> **PROBLEM**: The listing beneath should be written out in full, exactly as shown.

> **DATA**:
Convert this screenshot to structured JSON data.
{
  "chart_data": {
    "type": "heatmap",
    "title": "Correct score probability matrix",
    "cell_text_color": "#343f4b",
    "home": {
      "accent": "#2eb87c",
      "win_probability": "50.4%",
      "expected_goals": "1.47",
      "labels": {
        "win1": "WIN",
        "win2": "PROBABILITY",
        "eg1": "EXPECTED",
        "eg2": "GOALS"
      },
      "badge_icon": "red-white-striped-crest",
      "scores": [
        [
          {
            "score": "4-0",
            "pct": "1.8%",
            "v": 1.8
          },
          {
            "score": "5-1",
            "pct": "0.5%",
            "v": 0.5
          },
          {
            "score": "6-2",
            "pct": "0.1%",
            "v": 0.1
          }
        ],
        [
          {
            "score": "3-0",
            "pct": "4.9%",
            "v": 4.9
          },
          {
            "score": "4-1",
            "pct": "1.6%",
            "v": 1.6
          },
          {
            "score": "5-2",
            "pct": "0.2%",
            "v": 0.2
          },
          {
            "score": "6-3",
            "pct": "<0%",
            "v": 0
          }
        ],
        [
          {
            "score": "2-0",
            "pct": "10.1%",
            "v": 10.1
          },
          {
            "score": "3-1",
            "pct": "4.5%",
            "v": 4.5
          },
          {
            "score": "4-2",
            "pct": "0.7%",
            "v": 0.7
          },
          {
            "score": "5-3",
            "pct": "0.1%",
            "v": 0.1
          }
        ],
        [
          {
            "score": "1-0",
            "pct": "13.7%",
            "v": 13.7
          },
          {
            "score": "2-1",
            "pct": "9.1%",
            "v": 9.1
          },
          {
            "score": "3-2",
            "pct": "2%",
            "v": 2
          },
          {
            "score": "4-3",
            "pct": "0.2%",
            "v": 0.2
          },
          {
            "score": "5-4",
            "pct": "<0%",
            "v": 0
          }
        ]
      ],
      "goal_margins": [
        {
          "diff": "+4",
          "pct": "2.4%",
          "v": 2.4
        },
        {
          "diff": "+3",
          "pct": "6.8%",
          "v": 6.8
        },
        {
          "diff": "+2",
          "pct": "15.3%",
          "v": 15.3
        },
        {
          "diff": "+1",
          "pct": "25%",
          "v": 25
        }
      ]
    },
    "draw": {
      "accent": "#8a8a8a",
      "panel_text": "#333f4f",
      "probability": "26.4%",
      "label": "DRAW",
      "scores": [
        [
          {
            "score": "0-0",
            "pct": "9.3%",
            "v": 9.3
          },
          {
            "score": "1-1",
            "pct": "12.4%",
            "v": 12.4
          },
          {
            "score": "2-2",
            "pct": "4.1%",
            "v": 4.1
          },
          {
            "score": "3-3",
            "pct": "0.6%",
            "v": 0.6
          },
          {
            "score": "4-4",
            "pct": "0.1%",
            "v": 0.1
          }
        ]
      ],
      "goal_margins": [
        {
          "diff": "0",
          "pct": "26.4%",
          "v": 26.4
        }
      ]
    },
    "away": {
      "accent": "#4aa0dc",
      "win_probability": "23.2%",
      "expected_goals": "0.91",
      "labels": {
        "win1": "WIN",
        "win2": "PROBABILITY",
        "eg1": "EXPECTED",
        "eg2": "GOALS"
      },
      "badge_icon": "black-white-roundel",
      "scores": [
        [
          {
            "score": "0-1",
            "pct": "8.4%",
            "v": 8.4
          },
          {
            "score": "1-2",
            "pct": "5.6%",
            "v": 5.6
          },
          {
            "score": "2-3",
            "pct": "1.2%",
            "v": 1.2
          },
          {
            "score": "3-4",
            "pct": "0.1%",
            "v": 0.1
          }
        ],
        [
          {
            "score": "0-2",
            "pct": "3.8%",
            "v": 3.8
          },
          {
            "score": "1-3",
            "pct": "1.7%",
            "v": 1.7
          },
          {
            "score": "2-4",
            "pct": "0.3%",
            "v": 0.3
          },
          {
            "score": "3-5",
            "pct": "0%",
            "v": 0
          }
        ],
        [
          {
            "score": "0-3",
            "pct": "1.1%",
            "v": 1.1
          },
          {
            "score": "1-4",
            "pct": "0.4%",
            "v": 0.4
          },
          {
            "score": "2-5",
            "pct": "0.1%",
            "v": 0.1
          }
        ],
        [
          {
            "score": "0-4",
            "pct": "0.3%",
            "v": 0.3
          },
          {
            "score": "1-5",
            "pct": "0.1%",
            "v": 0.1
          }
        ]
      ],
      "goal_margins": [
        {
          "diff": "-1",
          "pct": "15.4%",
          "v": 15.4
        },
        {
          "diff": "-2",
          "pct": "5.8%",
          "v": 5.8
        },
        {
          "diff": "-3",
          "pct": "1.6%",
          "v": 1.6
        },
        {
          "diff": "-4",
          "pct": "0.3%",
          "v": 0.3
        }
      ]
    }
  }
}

> **TASK SOLUTION**:
Convert this screenshot to structured JSON data.
{
  "chart_data": {
    "type": "heatmap",
    "title": "Correct score probability matrix",
    "cell_text_color": "#343f4b",
    "home": {
      "accent": "#2eb87c",
      "win_probability": "50.4%",
      "expected_goals": "1.47",
      "labels": {
        "win1": "WIN",
        "win2": "PROBABILITY",
        "eg1": "EXPECTED",
        "eg2": "GOALS"
      },
      "badge_icon": "red-white-striped-crest",
      "scores": [
        [
          {
            "score": "4-0",
            "pct": "1.8%",
            "v": 1.8
          },
          {
            "score": "5-1",
            "pct": "0.5%",
            "v": 0.5
          },
          {
            "score": "6-2",
            "pct": "0.1%",
            "v": 0.1
          }
        ],
        [
          {
            "score": "3-0",
            "pct": "4.9%",
            "v": 4.9
          },
          {
            "score": "4-1",
            "pct": "1.6%",
            "v": 1.6
          },
          {
            "score": "5-2",
            "pct": "0.2%",
            "v": 0.2
          },
          {
            "score": "6-3",
            "pct": "<0%",
            "v": 0
          }
        ],
        [
          {
            "score": "2-0",
            "pct": "10.1%",
            "v": 10.1
          },
          {
            "score": "3-1",
            "pct": "4.5%",
            "v": 4.5
          },
          {
            "score": "4-2",
            "pct": "0.7%",
            "v": 0.7
          },
          {
            "score": "5-3",
            "pct": "0.1%",
            "v": 0.1
          }
        ],
        [
          {
            "score": "1-0",
            "pct": "13.7%",
            "v": 13.7
          },
          {
            "score": "2-1",
            "pct": "9.1%",
            "v": 9.1
          },
          {
            "score": "3-2",
            "pct": "2%",
            "v": 2
          },
          {
            "score": "4-3",
            "pct": "0.2%",
            "v": 0.2
          },
          {
            "score": "5-4",
            "pct": "<0%",
            "v": 0
          }
        ]
      ],
      "goal_margins": [
        {
          "diff": "+4",
          "pct": "2.4%",
          "v": 2.4
        },
        {
          "diff": "+3",
          "pct": "6.8%",
          "v": 6.8
        },
        {
          "diff": "+2",
          "pct": "15.3%",
          "v": 15.3
        },
        {
          "diff": "+1",
          "pct": "25%",
          "v": 25
        }
      ]
    },
    "draw": {
      "accent": "#8a8a8a",
      "panel_text": "#333f4f",
      "probability": "26.4%",
      "label": "DRAW",
      "scores": [
        [
          {
            "score": "0-0",
            "pct": "9.3%",
            "v": 9.3
          },
          {
            "score": "1-1",
            "pct": "12.4%",
            "v": 12.4
          },
          {
            "score": "2-2",
            "pct": "4.1%",
            "v": 4.1
          },
          {
            "score": "3-3",
            "pct": "0.6%",
            "v": 0.6
          },
          {
            "score": "4-4",
            "pct": "0.1%",
            "v": 0.1
          }
        ]
      ],
      "goal_margins": [
        {
          "diff": "0",
          "pct": "26.4%",
          "v": 26.4
        }
      ]
    },
    "away": {
      "accent": "#4aa0dc",
      "win_probability": "23.2%",
      "expected_goals": "0.91",
      "labels": {
        "win1": "WIN",
        "win2": "PROBABILITY",
        "eg1": "EXPECTED",
        "eg2": "GOALS"
      },
      "badge_icon": "black-white-roundel",
      "scores": [
        [
          {
            "score": "0-1",
            "pct": "8.4%",
            "v": 8.4
          },
          {
            "score": "1-2",
            "pct": "5.6%",
            "v": 5.6
          },
          {
            "score": "2-3",
            "pct": "1.2%",
            "v": 1.2
          },
          {
            "score": "3-4",
            "pct": "0.1%",
            "v": 0.1
          }
        ],
        [
          {
            "score": "0-2",
            "pct": "3.8%",
            "v": 3.8
          },
          {
            "score": "1-3",
            "pct": "1.7%",
            "v": 1.7
          },
          {
            "score": "2-4",
            "pct": "0.3%",
            "v": 0.3
          },
          {
            "score": "3-5",
            "pct": "0%",
            "v": 0
          }
        ],
        [
          {
            "score": "0-3",
            "pct": "1.1%",
            "v": 1.1
          },
          {
            "score": "1-4",
            "pct": "0.4%",
            "v": 0.4
          },
          {
            "score": "2-5",
            "pct": "0.1%",
            "v": 0.1
          }
        ],
        [
          {
            "score": "0-4",
            "pct": "0.3%",
            "v": 0.3
          },
          {
            "score": "1-5",
            "pct": "0.1%",
            "v": 0.1
          }
        ]
      ],
      "goal_margins": [
        {
          "diff": "-1",
          "pct": "15.4%",
          "v": 15.4
        },
        {
          "diff": "-2",
          "pct": "5.8%",
          "v": 5.8
        },
        {
          "diff": "-3",
          "pct": "1.6%",
          "v": 1.6
        },
        {
          "diff": "-4",
          "pct": "0.3%",
          "v": 0.3
        }
      ]
    }
  }
}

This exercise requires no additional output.